EXERCISE BRIEF -> Search the entries below. Return every line that has "enfant" in it.

━━━ INFORMATION GIVEN

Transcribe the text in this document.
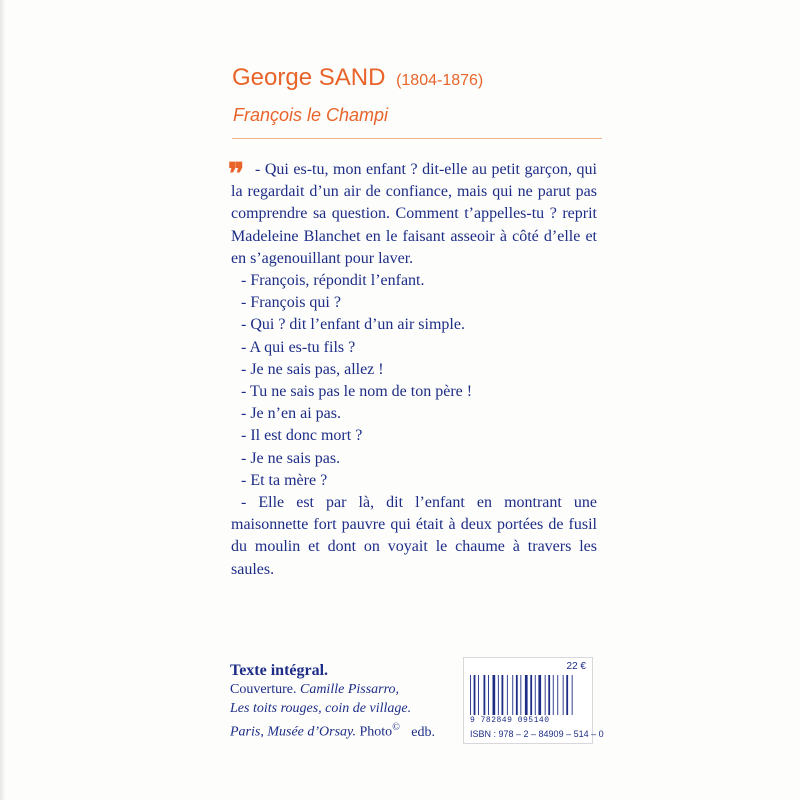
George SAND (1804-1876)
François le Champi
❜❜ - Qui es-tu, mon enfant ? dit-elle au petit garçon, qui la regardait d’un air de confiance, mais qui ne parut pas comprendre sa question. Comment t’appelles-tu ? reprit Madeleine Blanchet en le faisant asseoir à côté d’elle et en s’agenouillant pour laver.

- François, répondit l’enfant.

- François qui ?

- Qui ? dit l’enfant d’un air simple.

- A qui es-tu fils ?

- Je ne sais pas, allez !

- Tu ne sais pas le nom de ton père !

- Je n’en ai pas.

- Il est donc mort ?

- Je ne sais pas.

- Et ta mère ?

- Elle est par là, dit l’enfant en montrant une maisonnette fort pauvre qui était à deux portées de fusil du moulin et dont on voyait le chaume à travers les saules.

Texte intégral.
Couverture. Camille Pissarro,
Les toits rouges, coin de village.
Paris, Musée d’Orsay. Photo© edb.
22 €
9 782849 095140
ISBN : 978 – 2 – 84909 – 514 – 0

━━━━━━

EXERCISE OUTPUT ->
❜❜ - Qui es-tu, mon enfant ? dit-elle au petit garçon, qui la regardait d’un air de confiance, mais qui ne parut pas comprendre sa question. Comment t’appelles-tu ? reprit Madeleine Blanchet en le faisant asseoir à côté d’elle et en s’agenouillant pour laver.
- François, répondit l’enfant.
- Qui ? dit l’enfant d’un air simple.
- Elle est par là, dit l’enfant en montrant une maisonnette fort pauvre qui était à deux portées de fusil du moulin et dont on voyait le chaume à travers les saules.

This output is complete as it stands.